Written exercise> Extract each record and reproduce it exactly.

— BEGIN Dataset entries —

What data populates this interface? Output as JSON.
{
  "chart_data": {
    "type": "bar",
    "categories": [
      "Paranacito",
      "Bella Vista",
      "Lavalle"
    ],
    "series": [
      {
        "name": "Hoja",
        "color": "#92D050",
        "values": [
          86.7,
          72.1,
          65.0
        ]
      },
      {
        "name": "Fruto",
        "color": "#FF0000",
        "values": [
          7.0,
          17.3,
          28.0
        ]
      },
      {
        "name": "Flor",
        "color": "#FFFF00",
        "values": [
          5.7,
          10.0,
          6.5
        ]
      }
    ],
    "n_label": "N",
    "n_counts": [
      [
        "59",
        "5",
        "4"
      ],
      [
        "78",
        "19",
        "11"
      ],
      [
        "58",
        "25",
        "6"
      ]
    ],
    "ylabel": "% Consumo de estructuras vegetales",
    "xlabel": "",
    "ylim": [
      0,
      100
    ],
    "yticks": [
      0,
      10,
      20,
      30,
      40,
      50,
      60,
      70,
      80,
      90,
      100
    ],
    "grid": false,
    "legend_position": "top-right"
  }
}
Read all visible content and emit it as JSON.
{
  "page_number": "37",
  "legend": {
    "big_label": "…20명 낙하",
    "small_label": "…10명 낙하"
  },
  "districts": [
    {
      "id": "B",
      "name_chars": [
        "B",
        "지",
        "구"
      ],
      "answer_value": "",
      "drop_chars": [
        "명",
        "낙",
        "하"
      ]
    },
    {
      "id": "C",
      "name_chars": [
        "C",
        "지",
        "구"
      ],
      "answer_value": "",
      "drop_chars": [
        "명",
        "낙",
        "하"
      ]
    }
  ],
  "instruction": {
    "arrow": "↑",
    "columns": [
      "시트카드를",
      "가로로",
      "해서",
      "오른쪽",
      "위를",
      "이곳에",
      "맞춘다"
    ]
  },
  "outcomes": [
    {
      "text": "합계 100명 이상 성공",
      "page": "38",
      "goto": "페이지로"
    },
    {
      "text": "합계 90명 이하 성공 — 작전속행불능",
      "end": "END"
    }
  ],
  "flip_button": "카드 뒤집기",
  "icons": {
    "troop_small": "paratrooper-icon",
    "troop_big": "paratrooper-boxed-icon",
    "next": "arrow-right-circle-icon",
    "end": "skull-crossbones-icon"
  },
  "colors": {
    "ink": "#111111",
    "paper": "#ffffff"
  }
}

— END Dataset entries —

Reply>
What data populates this interface? Output as JSON.
{
  "chart_data": {
    "type": "bar",
    "categories": [
      "Paranacito",
      "Bella Vista",
      "Lavalle"
    ],
    "series": [
      {
        "name": "Hoja",
        "color": "#92D050",
        "values": [
          86.7,
          72.1,
          65.0
        ]
      },
      {
        "name": "Fruto",
        "color": "#FF0000",
        "values": [
          7.0,
          17.3,
          28.0
        ]
      },
      {
        "name": "Flor",
        "color": "#FFFF00",
        "values": [
          5.7,
          10.0,
          6.5
        ]
      }
    ],
    "n_label": "N",
    "n_counts": [
      [
        "59",
        "5",
        "4"
      ],
      [
        "78",
        "19",
        "11"
      ],
      [
        "58",
        "25",
        "6"
      ]
    ],
    "ylabel": "% Consumo de estructuras vegetales",
    "xlabel": "",
    "ylim": [
      0,
      100
    ],
    "yticks": [
      0,
      10,
      20,
      30,
      40,
      50,
      60,
      70,
      80,
      90,
      100
    ],
    "grid": false,
    "legend_position": "top-right"
  }
}
Read all visible content and emit it as JSON.
{
  "page_number": "37",
  "legend": {
    "big_label": "…20명 낙하",
    "small_label": "…10명 낙하"
  },
  "districts": [
    {
      "id": "B",
      "name_chars": [
        "B",
        "지",
        "구"
      ],
      "answer_value": "",
      "drop_chars": [
        "명",
        "낙",
        "하"
      ]
    },
    {
      "id": "C",
      "name_chars": [
        "C",
        "지",
        "구"
      ],
      "answer_value": "",
      "drop_chars": [
        "명",
        "낙",
        "하"
      ]
    }
  ],
  "instruction": {
    "arrow": "↑",
    "columns": [
      "시트카드를",
      "가로로",
      "해서",
      "오른쪽",
      "위를",
      "이곳에",
      "맞춘다"
    ]
  },
  "outcomes": [
    {
      "text": "합계 100명 이상 성공",
      "page": "38",
      "goto": "페이지로"
    },
    {
      "text": "합계 90명 이하 성공 — 작전속행불능",
      "end": "END"
    }
  ],
  "flip_button": "카드 뒤집기",
  "icons": {
    "troop_small": "paratrooper-icon",
    "troop_big": "paratrooper-boxed-icon",
    "next": "arrow-right-circle-icon",
    "end": "skull-crossbones-icon"
  },
  "colors": {
    "ink": "#111111",
    "paper": "#ffffff"
  }
}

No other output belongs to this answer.